Passage fourni →
■ ■ ■

Comme un grand nombre de personnes (à en juger par la récurrence des propositions de mon Google Now) je viens de terminer la série 13 Reasons Why et j’ai décidé d’y aller de ma petite critique et de jeter un pavé dans la mare. Car si j’ai été complètement scotchée par la forme de la dernière-née de chez Netflix, je dois avouer que j’ai un peu plus de mal avec le fond. Mais commençons par le commencement s’il vous voulez bien. (Cet article contient du spoiler en quantité. Vous voilà prévenus.)
13 Reasons Why, c’est l’histoire d’Hannah Baker une adolescente Américaine de 17 ans qui décide un beau jour de s’ouvrir les veines dans sa baignoire. Ambiance. Mais avant de commettre LE geste ultime, elle décide d’enregistrer 13 messages sur des cassettes audios, destinées à chacune des 13 personnes qui l’ont poussé à se saigner à mort.
Voilà pour le pitch. C’est simple et violent mais efficace.

■ ■ ■

Informations fournies →
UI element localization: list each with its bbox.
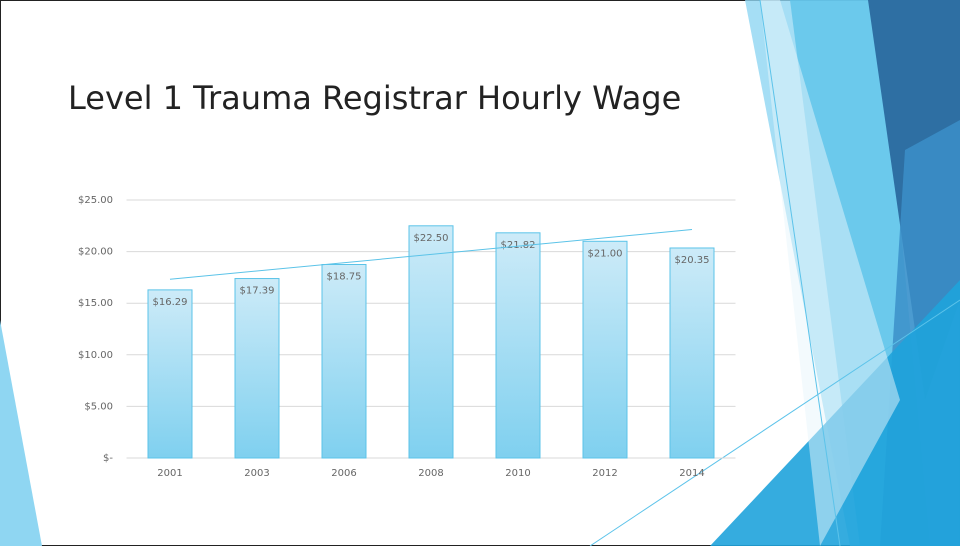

■ ■ ■

Défis →
A. Recopiez sans rien changer la partie de la critique de la série 13 Reasons Why qui commence aux mots « 13 Reasons Why, c’est » et se termine après les mots « violent mais efficace. ».
B. Reprenez la critique de la série 13 Reasons Why à la suite de sa dernière phrase.

Les réponses →
A.
13 Reasons Why, c’est l’histoire d’Hannah Baker une adolescente Américaine de 17 ans qui décide un beau jour de s’ouvrir les veines dans sa baignoire. Ambiance. Mais avant de commettre LE geste ultime, elle décide d’enregistrer 13 messages sur des cassettes audios, destinées à chacune des 13 personnes qui l’ont poussé à se saigner à mort.
Voilà pour le pitch. C’est simple et violent mais efficace.

B.
13 Reasons Why, c’est le genre de série qui se dévore en un week-end. De celle qui empêchent de fermer l’œil de la nuit – « aller, encore juste un épisode » – aussi fascinante que dérangeante, et diablement efficace.
Les acteurs sont jeunes (très jeunes) mais incontestablement talentueux. Et malgré ce que j’ai pu lire à plusieurs reprises, les personnages ne sont pas si caricaturaux. Ils dépeignent au contraire assez bien l’Amérique, d’une part, avec cette pression socio-familiale sur l’importance d’accéder au college (l’université) coûte que coûte, d’autre part avec cette forme de « bienséance », qui fait qu’aucun parent ne puisse ne serait-ce qu’envisager que son enfant puisse être lié de près ou de loin à un suicide. Et puis ces valeurs d’éducation tellement américaines, où des gamins à peine pubères sont traités comme des adultes par des parents tellement focalisés sur le « bien faire » qu’ils en oublient leur rôle éducationnel.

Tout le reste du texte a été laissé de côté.